◆ Estratto del dataset ◆

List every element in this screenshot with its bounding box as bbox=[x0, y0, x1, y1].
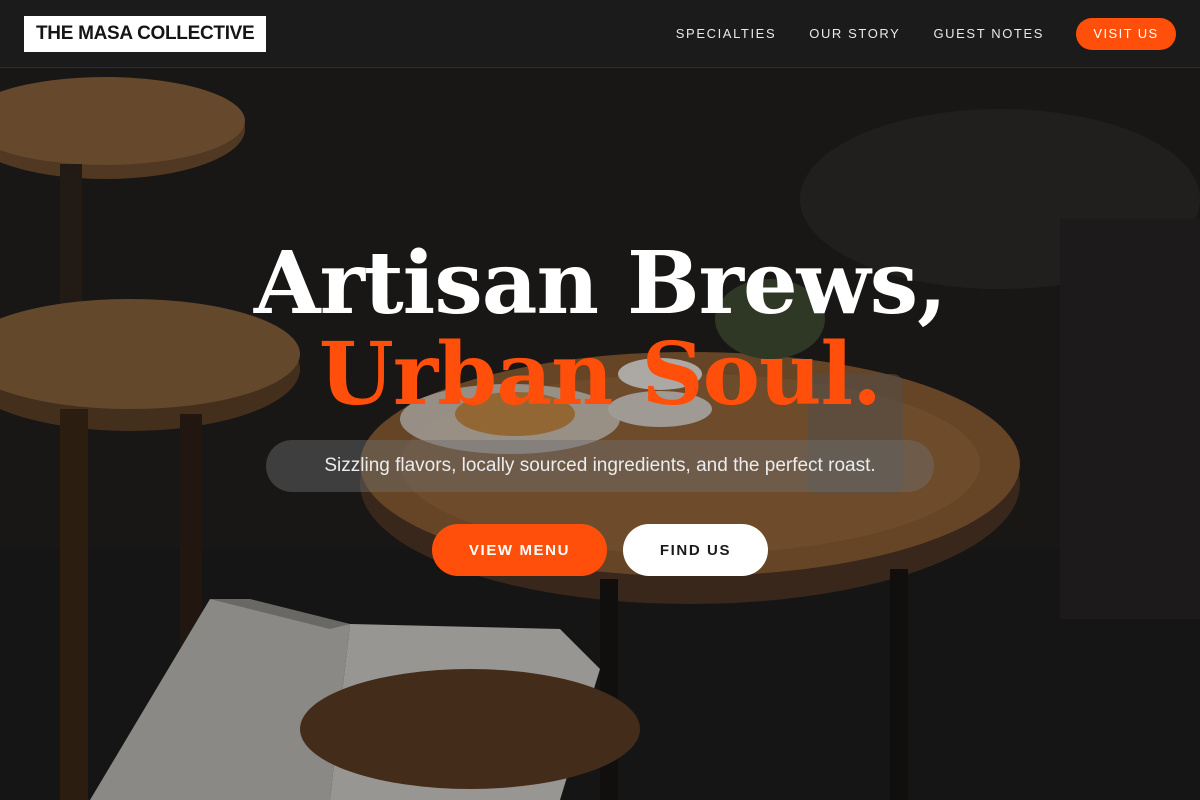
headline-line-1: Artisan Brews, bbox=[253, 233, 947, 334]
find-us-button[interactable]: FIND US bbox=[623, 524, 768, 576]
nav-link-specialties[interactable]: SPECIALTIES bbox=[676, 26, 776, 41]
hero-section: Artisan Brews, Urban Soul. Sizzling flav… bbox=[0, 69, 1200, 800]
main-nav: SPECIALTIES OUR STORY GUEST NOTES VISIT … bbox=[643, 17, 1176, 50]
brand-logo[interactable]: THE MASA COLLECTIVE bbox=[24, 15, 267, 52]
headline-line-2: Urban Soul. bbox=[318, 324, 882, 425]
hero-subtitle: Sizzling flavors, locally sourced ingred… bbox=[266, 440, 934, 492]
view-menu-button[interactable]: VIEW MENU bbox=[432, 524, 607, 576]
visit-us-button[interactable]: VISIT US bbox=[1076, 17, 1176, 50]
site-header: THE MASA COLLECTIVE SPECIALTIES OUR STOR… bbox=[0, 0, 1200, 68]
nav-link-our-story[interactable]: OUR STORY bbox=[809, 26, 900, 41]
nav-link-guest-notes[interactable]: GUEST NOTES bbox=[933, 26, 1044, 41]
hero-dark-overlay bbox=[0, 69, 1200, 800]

◆ La richiesta ◆
Trascrivi senza alcuna modifica tutte le righe delle voci riportate sopra, tralasciando le immagini.

◆ La risposta ◆
List every element in this screenshot with its bounding box as bbox=[x0, y0, x1, y1].
headline-line-1: Artisan Brews, bbox=[253, 233, 947, 334]
find-us-button[interactable]: FIND US bbox=[623, 524, 768, 576]
nav-link-specialties[interactable]: SPECIALTIES bbox=[676, 26, 776, 41]
hero-section: Artisan Brews, Urban Soul. Sizzling flav… bbox=[0, 69, 1200, 800]
main-nav: SPECIALTIES OUR STORY GUEST NOTES VISIT … bbox=[643, 17, 1176, 50]
brand-logo[interactable]: THE MASA COLLECTIVE bbox=[24, 15, 267, 52]
headline-line-2: Urban Soul. bbox=[318, 324, 882, 425]
hero-subtitle: Sizzling flavors, locally sourced ingred… bbox=[266, 440, 934, 492]
view-menu-button[interactable]: VIEW MENU bbox=[432, 524, 607, 576]
visit-us-button[interactable]: VISIT US bbox=[1076, 17, 1176, 50]
site-header: THE MASA COLLECTIVE SPECIALTIES OUR STOR… bbox=[0, 0, 1200, 68]
nav-link-our-story[interactable]: OUR STORY bbox=[809, 26, 900, 41]
nav-link-guest-notes[interactable]: GUEST NOTES bbox=[933, 26, 1044, 41]
hero-dark-overlay bbox=[0, 69, 1200, 800]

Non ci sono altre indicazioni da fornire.